GIVEN TEXT:

= Beginning of Section =

A Business Development of Canada (BDC) executive has taken to the Globe and Mail to argue for the case of “catalytic partner financing,” a different form of giving seed-stage startups venture capital, or money in exchange for equity.
Dominique Bélanger, a vice president at the federally-funded venture capital firm, wrote an opinion piece arguing that catalytic partnering is a far more involved approach than traditional venture capital financing. It requires specialized expertise, patience and flexibility.
“The venture capital model has hardly evolved since the 13th century when Marco Polo first convinced a group of wealthy Venetians to underwrite his travels to Asia in exchange for a share of the riches he might discover,” wrote Bélanger. “Today, a fund manager supports and cultivates an entrepreneur’s good idea by providing financing in exchange for a share in their business – with the hope for a return on their efforts. But after years of stalled performance, that model is due for a shakeup.”

= End of Section =

RECORD SET:

= Beginning of Section =

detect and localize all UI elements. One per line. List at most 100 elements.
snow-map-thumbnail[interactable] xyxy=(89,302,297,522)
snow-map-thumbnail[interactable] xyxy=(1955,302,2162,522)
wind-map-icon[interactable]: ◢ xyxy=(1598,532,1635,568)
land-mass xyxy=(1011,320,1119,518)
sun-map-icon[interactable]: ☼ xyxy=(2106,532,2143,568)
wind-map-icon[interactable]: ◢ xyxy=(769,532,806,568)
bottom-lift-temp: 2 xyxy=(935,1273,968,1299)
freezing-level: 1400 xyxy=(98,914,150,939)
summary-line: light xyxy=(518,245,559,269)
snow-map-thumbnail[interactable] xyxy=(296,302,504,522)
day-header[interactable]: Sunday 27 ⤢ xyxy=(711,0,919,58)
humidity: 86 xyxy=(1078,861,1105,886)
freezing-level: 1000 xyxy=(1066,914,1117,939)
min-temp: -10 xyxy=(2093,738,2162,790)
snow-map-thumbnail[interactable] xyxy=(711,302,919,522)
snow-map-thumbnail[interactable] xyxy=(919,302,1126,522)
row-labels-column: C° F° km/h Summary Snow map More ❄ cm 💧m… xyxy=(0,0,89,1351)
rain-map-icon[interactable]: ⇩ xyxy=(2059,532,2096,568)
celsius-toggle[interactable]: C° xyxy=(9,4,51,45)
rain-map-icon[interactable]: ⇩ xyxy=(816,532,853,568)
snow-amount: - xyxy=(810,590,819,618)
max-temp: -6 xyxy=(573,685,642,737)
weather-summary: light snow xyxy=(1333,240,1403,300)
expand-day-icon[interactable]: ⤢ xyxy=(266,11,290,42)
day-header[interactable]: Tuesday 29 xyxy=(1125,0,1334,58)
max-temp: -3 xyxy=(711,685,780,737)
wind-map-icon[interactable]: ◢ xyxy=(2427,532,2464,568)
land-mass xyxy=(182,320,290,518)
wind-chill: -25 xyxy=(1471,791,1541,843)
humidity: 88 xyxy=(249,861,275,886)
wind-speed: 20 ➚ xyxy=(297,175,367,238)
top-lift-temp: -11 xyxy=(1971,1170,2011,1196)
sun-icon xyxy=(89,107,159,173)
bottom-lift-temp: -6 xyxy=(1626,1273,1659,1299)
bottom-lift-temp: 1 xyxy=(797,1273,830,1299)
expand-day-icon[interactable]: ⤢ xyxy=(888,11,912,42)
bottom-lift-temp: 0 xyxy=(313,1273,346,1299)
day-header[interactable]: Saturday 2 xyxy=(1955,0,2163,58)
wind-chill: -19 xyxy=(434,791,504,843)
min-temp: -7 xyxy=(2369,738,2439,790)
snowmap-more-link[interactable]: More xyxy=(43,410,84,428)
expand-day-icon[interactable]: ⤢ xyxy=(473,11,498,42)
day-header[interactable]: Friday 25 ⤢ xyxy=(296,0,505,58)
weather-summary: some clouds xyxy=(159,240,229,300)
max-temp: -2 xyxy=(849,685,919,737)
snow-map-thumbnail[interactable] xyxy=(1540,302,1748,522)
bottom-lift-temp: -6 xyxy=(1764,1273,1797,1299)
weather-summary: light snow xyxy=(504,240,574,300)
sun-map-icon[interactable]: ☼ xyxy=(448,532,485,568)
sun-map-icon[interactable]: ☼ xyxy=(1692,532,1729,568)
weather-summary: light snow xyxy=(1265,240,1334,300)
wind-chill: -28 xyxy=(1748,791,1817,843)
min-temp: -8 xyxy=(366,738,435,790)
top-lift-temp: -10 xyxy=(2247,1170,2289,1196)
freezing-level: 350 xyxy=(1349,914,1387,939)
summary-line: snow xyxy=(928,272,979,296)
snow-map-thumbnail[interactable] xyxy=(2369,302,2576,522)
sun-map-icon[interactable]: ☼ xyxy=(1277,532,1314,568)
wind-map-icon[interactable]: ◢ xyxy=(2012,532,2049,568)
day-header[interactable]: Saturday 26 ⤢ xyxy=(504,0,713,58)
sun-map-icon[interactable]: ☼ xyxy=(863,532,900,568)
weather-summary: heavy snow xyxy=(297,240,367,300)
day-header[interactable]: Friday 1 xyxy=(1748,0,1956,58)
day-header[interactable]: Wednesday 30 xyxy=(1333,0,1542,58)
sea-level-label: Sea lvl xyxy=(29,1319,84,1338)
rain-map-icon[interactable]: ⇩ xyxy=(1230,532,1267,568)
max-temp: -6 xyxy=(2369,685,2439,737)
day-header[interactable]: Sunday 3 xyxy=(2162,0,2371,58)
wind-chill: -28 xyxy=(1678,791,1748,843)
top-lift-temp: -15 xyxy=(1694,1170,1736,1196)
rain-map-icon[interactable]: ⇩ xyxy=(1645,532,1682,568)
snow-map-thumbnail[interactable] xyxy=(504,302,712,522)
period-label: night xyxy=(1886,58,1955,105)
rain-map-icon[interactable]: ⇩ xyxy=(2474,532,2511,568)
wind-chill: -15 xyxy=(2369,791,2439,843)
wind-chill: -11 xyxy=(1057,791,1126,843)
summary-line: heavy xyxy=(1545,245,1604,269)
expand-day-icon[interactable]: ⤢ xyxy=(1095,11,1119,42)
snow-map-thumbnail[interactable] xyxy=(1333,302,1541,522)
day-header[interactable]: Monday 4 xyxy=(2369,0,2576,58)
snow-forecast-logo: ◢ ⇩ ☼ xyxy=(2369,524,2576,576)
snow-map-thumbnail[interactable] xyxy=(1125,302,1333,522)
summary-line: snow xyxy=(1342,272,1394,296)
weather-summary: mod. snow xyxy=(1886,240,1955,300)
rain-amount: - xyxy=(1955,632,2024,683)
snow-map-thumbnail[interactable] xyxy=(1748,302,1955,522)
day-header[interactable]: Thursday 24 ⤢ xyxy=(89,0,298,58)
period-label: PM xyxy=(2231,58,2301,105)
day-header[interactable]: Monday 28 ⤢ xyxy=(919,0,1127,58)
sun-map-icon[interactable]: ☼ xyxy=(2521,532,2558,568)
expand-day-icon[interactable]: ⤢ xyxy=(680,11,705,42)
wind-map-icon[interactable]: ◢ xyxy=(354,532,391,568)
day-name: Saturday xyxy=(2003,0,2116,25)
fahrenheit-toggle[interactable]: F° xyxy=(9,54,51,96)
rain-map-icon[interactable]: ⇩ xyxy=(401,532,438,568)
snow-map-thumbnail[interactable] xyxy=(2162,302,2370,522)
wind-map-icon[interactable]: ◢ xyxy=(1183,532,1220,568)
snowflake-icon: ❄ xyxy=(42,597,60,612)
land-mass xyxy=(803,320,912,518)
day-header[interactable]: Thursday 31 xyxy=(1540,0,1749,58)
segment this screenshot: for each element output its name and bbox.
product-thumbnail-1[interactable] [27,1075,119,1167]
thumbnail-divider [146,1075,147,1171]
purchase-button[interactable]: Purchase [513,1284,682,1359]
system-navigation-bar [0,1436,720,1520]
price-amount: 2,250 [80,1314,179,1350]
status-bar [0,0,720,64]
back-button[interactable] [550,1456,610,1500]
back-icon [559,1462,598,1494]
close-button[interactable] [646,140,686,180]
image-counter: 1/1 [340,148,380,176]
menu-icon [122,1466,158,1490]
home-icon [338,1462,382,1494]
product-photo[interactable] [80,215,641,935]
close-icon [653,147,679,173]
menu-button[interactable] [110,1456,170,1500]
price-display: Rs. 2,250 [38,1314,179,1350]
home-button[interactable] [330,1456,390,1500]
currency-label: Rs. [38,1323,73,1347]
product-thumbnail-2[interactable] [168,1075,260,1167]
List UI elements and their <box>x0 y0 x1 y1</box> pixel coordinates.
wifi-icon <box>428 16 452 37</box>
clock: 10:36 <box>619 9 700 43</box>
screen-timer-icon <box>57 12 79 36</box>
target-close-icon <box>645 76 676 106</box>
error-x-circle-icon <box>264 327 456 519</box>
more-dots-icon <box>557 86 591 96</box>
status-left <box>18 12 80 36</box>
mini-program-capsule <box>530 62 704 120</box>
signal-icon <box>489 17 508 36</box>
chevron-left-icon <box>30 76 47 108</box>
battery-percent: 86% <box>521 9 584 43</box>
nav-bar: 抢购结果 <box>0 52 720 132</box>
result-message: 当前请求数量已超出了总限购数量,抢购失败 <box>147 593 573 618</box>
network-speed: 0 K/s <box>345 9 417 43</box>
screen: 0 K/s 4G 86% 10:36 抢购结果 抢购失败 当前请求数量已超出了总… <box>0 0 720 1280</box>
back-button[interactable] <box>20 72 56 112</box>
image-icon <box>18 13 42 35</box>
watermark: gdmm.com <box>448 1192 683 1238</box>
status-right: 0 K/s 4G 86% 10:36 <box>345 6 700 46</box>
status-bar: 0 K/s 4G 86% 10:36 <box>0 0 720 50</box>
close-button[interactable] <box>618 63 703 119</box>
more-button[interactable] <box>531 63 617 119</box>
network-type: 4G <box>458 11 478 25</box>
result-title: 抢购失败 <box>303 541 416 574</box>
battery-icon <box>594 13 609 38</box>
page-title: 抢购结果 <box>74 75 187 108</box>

= End of Section =

WHAT TO DO:
1. Answer these questions from the article on catalytic partner financing.
(a) In which newspaper did the BDC executive make the case for catalytic partner financing?
(b) What position does Dominique Bélanger hold at the firm?
(c) In which century, according to Bélanger, did Marco Polo convince wealthy Venetians to underwrite his travels to Asia?
2. Quote the part of the article on catalytic partner financing that opens with the words containing "A Business Development" and closes with "exchange for equity.".
3. Continue the article on catalytic partner financing from the end of its last sentence.

ANSWER LIST:
1.
(a) The Globe and Mail
(b) A vice president
(c) The 13th century

2.
A Business Development of Canada (BDC) executive has taken to the Globe and Mail to argue for the case of “catalytic partner financing,” a different form of giving seed-stage startups venture capital, or money in exchange for equity.

3.
Catalytic partner financing, then, involves a firm taking an early-stage ideas from entrepreneurs with good track records, and then assembling a team that is “high-performing, specialized and comprehensive. We provide them with business management capacity, with financing expertise, with product development and, yes, with funding.”
He argued that this type of investment bridges the gap between angel money and venture capital, and used TandemLaunch as a prime example. TandemLaunch is a Montreal-based early-stage company creation platform that BDC Capital has invested in and that focuses on fostering innovators spun-off from university-sector labs.
In reality what Belanger calls catalytic partner financing is really just surrounding earlier-stage startups with help as well as money, rather than just money. Clearly it costs the venture firm more money to do so, but the expectations are higher. Will spending more money to help startups lead to greater outcomes, particularly from the start when it’s still unclear just how far a venture might go?
Well, its a bit riskier, but then again experts in the field are constantly challenging Canadians to get a bit more aggressive and riskier. Maybe BDC has it all right.
“Catalyst partner financing is still a new approach but already it is generating promising results. Traditionally, the success rate from early-stage accelerators is only two to three per cent. By contrast, 50 per cent of those in the catalytic partnering model raise subsequent funding, a rate that is unheard of in Canada’s venture capital sector,” wrote the investor.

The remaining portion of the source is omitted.